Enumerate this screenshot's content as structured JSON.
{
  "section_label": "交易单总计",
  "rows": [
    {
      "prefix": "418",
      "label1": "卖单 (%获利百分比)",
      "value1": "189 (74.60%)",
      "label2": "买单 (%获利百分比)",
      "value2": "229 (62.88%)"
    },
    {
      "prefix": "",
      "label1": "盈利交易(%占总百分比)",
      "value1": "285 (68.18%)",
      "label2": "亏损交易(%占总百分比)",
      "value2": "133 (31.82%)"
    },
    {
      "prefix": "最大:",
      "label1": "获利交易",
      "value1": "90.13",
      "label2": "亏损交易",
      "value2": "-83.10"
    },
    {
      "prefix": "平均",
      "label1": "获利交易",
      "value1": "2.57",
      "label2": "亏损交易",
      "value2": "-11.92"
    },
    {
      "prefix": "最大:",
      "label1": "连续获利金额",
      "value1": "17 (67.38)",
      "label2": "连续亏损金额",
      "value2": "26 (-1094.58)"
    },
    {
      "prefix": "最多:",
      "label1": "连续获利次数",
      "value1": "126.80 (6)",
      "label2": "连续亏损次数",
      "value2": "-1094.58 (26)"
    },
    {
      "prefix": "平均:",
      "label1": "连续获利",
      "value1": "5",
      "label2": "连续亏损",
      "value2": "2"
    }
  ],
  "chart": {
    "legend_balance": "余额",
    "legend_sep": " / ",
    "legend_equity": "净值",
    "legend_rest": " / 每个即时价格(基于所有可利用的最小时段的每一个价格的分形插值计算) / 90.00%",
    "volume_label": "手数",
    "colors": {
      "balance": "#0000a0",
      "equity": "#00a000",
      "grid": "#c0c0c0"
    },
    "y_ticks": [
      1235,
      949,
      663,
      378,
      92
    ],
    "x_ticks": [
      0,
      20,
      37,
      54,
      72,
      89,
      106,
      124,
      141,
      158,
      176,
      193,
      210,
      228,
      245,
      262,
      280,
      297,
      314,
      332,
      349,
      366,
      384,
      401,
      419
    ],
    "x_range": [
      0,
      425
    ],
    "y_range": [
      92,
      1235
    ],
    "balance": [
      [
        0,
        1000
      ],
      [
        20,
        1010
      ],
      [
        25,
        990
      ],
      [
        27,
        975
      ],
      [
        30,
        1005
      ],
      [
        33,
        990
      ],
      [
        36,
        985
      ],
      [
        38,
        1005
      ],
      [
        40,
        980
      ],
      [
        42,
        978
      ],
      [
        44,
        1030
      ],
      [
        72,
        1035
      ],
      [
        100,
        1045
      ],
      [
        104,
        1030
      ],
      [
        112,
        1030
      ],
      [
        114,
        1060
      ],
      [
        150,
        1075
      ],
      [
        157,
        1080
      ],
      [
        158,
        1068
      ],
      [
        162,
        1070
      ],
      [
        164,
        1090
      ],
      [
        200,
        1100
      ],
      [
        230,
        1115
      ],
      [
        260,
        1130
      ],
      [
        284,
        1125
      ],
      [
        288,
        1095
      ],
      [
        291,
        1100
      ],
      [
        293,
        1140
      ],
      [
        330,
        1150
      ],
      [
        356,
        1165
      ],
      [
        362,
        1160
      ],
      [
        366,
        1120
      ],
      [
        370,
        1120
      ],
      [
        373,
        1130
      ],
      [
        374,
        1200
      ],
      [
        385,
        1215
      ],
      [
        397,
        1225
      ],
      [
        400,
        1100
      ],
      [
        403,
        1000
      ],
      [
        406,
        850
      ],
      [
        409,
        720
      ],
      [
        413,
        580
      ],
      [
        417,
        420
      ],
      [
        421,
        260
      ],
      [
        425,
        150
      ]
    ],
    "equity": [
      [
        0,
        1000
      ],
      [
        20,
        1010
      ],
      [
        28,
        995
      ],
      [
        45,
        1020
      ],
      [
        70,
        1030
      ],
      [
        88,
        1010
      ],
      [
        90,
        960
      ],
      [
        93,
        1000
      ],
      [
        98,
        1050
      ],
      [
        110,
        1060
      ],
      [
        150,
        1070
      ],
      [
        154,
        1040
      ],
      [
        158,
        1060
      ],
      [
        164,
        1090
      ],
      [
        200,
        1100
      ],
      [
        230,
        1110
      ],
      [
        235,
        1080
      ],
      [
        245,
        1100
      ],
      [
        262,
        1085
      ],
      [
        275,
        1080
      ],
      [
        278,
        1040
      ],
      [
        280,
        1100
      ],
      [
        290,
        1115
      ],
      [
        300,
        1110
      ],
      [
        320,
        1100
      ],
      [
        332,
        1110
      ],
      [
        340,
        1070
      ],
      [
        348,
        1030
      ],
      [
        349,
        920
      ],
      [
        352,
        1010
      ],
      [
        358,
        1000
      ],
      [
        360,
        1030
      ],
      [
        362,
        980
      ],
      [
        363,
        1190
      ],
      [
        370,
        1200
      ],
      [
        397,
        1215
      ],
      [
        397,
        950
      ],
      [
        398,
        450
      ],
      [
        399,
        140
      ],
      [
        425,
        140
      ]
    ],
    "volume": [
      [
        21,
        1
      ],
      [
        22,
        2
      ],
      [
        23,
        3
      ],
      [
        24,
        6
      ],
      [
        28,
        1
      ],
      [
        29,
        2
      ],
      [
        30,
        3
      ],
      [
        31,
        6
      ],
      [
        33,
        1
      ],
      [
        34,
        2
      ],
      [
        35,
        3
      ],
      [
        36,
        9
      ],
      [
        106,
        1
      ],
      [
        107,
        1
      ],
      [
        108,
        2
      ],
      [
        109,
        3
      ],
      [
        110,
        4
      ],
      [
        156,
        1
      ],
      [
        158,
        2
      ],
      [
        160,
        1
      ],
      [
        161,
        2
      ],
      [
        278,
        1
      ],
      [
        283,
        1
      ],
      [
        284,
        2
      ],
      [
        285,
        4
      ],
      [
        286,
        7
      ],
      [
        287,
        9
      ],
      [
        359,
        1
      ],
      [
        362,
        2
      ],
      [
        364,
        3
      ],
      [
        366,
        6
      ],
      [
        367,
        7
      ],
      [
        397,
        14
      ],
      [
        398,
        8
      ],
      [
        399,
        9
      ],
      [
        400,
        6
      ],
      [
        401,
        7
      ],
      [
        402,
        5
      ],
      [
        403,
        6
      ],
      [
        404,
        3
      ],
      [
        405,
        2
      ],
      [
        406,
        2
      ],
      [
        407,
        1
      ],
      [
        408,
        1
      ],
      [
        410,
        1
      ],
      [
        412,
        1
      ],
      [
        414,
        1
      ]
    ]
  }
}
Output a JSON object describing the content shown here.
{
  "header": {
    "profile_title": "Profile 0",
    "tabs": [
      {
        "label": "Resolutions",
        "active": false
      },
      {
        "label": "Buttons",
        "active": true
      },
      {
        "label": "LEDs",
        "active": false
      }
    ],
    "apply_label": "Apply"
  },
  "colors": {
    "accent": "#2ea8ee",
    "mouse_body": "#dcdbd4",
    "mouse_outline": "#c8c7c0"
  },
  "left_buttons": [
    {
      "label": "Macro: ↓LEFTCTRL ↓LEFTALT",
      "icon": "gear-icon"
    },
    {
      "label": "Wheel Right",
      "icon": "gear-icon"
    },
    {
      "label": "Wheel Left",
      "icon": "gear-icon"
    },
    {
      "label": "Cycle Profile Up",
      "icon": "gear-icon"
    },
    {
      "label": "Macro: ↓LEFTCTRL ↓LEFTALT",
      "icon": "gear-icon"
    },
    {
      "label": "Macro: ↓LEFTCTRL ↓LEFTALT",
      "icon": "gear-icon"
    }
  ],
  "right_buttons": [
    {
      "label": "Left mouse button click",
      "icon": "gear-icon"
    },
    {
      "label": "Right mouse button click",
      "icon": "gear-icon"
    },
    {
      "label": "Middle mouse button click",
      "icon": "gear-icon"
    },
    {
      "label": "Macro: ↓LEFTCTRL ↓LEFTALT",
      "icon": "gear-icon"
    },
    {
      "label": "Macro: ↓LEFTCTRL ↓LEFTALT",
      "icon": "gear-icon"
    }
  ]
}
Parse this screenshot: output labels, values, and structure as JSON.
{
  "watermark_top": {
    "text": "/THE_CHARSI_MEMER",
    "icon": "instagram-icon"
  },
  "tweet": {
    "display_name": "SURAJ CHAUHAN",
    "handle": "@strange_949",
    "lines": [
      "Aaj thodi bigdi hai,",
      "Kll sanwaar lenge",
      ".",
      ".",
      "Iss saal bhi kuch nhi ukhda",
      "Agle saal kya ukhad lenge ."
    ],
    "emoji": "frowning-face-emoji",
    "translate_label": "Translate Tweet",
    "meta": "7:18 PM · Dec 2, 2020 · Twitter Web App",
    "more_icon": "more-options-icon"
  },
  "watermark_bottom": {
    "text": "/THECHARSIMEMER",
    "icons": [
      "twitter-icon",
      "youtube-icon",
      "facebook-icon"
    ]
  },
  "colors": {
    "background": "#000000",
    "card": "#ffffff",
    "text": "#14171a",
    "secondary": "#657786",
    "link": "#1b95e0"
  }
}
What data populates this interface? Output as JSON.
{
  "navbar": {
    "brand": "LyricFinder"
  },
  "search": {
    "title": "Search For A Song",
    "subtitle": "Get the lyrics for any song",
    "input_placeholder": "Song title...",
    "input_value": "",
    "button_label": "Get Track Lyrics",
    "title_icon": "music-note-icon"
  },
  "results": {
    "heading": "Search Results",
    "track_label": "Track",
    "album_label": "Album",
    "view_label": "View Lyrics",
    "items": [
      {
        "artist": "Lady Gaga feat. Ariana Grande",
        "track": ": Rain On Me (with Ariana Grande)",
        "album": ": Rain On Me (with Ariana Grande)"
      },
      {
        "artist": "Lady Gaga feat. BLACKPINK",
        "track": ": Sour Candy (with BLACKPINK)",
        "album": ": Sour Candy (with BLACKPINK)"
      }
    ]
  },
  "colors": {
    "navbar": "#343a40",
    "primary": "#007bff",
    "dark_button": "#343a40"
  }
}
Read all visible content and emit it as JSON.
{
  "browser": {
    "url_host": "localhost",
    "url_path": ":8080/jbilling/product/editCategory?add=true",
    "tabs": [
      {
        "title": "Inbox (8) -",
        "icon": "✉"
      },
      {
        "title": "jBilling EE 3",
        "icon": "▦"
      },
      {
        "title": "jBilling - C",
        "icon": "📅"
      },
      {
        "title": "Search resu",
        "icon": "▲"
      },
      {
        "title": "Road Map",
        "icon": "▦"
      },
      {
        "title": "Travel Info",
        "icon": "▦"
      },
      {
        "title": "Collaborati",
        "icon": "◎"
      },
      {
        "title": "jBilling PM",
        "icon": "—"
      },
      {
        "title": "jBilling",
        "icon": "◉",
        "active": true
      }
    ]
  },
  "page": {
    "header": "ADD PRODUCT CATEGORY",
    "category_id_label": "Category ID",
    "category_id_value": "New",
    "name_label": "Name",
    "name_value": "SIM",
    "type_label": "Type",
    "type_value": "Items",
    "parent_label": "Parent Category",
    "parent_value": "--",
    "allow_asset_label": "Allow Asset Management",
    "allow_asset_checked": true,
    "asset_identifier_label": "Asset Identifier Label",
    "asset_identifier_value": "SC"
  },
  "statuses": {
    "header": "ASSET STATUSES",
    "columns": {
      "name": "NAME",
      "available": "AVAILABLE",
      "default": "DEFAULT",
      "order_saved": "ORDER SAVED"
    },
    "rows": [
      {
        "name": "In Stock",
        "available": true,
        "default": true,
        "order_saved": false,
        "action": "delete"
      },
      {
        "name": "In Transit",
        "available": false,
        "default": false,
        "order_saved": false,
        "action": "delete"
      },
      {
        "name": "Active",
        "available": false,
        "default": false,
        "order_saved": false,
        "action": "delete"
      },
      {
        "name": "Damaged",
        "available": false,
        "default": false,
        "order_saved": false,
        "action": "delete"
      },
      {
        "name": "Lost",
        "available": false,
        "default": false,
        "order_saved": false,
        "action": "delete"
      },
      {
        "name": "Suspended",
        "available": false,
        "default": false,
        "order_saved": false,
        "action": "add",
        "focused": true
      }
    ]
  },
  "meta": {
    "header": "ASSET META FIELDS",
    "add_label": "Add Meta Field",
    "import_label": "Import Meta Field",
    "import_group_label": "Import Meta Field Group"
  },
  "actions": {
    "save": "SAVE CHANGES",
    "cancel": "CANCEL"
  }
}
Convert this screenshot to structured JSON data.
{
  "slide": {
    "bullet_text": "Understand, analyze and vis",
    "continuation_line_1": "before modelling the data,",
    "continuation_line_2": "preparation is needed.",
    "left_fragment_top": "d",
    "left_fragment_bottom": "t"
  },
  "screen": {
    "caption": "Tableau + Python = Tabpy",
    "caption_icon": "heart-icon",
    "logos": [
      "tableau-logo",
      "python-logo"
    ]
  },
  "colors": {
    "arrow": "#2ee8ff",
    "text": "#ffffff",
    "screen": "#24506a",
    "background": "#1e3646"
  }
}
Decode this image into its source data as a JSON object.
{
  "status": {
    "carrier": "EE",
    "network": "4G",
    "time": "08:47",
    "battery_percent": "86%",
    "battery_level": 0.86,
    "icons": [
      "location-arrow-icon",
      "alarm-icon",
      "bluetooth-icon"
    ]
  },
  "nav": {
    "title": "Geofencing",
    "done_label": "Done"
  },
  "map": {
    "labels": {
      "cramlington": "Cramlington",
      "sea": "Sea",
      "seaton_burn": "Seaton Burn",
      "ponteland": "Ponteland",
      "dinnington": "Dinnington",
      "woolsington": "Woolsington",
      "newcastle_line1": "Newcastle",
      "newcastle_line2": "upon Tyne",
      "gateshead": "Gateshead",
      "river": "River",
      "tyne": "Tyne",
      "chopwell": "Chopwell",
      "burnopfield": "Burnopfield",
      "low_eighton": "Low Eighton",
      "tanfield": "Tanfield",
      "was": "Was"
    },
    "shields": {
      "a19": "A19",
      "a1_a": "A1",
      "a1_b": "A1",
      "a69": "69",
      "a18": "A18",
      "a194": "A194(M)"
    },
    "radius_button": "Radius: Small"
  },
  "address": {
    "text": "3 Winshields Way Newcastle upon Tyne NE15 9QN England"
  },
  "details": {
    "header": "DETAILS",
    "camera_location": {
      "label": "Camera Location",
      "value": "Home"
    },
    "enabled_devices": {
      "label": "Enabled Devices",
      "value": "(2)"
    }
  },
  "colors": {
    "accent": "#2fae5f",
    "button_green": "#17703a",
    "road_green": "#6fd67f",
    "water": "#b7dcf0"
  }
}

#### [TO DO]
Which lines contain "lenge"? Show each of them.

#### [FULL SOLUTION]
      "Kll sanwaar lenge",
      "Agle saal kya ukhad lenge ."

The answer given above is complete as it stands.